## Provided entries
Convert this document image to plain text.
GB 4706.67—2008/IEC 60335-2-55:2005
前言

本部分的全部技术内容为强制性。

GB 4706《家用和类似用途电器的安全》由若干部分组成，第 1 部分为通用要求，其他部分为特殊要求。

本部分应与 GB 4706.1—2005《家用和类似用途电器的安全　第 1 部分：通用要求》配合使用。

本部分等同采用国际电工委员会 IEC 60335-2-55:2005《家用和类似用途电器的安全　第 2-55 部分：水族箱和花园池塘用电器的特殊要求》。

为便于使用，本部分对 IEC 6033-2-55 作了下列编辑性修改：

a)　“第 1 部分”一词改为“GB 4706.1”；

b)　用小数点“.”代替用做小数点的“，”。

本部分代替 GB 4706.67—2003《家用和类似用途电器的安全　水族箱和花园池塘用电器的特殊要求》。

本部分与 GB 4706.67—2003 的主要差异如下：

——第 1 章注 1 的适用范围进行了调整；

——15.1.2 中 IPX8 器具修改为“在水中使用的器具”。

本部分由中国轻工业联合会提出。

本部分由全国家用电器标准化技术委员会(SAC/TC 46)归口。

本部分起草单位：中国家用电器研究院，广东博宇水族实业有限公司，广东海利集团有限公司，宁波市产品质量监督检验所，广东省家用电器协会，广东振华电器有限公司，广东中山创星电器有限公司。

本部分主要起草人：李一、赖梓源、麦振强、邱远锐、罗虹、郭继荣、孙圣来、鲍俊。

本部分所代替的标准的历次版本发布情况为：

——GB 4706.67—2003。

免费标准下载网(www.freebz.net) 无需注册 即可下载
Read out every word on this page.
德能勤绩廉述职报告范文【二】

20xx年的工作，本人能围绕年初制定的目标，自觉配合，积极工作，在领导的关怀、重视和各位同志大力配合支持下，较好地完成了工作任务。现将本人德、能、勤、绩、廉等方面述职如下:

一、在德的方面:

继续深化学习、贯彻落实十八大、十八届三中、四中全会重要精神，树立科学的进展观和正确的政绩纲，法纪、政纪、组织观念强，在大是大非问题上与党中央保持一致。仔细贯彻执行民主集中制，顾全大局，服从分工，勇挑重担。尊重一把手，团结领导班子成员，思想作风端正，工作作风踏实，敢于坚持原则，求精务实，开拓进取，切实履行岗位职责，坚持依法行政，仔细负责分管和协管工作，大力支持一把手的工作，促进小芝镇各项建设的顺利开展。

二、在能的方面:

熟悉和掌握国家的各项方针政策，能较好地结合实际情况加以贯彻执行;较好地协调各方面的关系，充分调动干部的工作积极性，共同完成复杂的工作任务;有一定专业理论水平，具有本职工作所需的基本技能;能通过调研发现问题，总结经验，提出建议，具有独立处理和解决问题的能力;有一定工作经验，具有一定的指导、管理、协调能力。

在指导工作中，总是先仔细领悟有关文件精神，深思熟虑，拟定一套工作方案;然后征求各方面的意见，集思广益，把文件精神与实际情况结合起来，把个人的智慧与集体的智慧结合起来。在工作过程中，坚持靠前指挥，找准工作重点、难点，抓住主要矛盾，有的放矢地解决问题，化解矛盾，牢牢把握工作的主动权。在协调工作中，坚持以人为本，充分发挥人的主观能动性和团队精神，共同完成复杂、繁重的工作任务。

## Written problem
Give all the records again. Match them exactly.

## Exercise answer
Convert this document image to plain text.
GB 4706.67—2008/IEC 60335-2-55:2005
前言

本部分的全部技术内容为强制性。

GB 4706《家用和类似用途电器的安全》由若干部分组成，第 1 部分为通用要求，其他部分为特殊要求。

本部分应与 GB 4706.1—2005《家用和类似用途电器的安全　第 1 部分：通用要求》配合使用。

本部分等同采用国际电工委员会 IEC 60335-2-55:2005《家用和类似用途电器的安全　第 2-55 部分：水族箱和花园池塘用电器的特殊要求》。

为便于使用，本部分对 IEC 6033-2-55 作了下列编辑性修改：

a)　“第 1 部分”一词改为“GB 4706.1”；

b)　用小数点“.”代替用做小数点的“，”。

本部分代替 GB 4706.67—2003《家用和类似用途电器的安全　水族箱和花园池塘用电器的特殊要求》。

本部分与 GB 4706.67—2003 的主要差异如下：

——第 1 章注 1 的适用范围进行了调整；

——15.1.2 中 IPX8 器具修改为“在水中使用的器具”。

本部分由中国轻工业联合会提出。

本部分由全国家用电器标准化技术委员会(SAC/TC 46)归口。

本部分起草单位：中国家用电器研究院，广东博宇水族实业有限公司，广东海利集团有限公司，宁波市产品质量监督检验所，广东省家用电器协会，广东振华电器有限公司，广东中山创星电器有限公司。

本部分主要起草人：李一、赖梓源、麦振强、邱远锐、罗虹、郭继荣、孙圣来、鲍俊。

本部分所代替的标准的历次版本发布情况为：

——GB 4706.67—2003。

免费标准下载网(www.freebz.net) 无需注册 即可下载
Read out every word on this page.
德能勤绩廉述职报告范文【二】

20xx年的工作，本人能围绕年初制定的目标，自觉配合，积极工作，在领导的关怀、重视和各位同志大力配合支持下，较好地完成了工作任务。现将本人德、能、勤、绩、廉等方面述职如下:

一、在德的方面:

继续深化学习、贯彻落实十八大、十八届三中、四中全会重要精神，树立科学的进展观和正确的政绩纲，法纪、政纪、组织观念强，在大是大非问题上与党中央保持一致。仔细贯彻执行民主集中制，顾全大局，服从分工，勇挑重担。尊重一把手，团结领导班子成员，思想作风端正，工作作风踏实，敢于坚持原则，求精务实，开拓进取，切实履行岗位职责，坚持依法行政，仔细负责分管和协管工作，大力支持一把手的工作，促进小芝镇各项建设的顺利开展。

二、在能的方面:

熟悉和掌握国家的各项方针政策，能较好地结合实际情况加以贯彻执行;较好地协调各方面的关系，充分调动干部的工作积极性，共同完成复杂的工作任务;有一定专业理论水平，具有本职工作所需的基本技能;能通过调研发现问题，总结经验，提出建议，具有独立处理和解决问题的能力;有一定工作经验，具有一定的指导、管理、协调能力。

在指导工作中，总是先仔细领悟有关文件精神，深思熟虑，拟定一套工作方案;然后征求各方面的意见，集思广益，把文件精神与实际情况结合起来，把个人的智慧与集体的智慧结合起来。在工作过程中，坚持靠前指挥，找准工作重点、难点，抓住主要矛盾，有的放矢地解决问题，化解矛盾，牢牢把握工作的主动权。在协调工作中，坚持以人为本，充分发挥人的主观能动性和团队精神，共同完成复杂、繁重的工作任务。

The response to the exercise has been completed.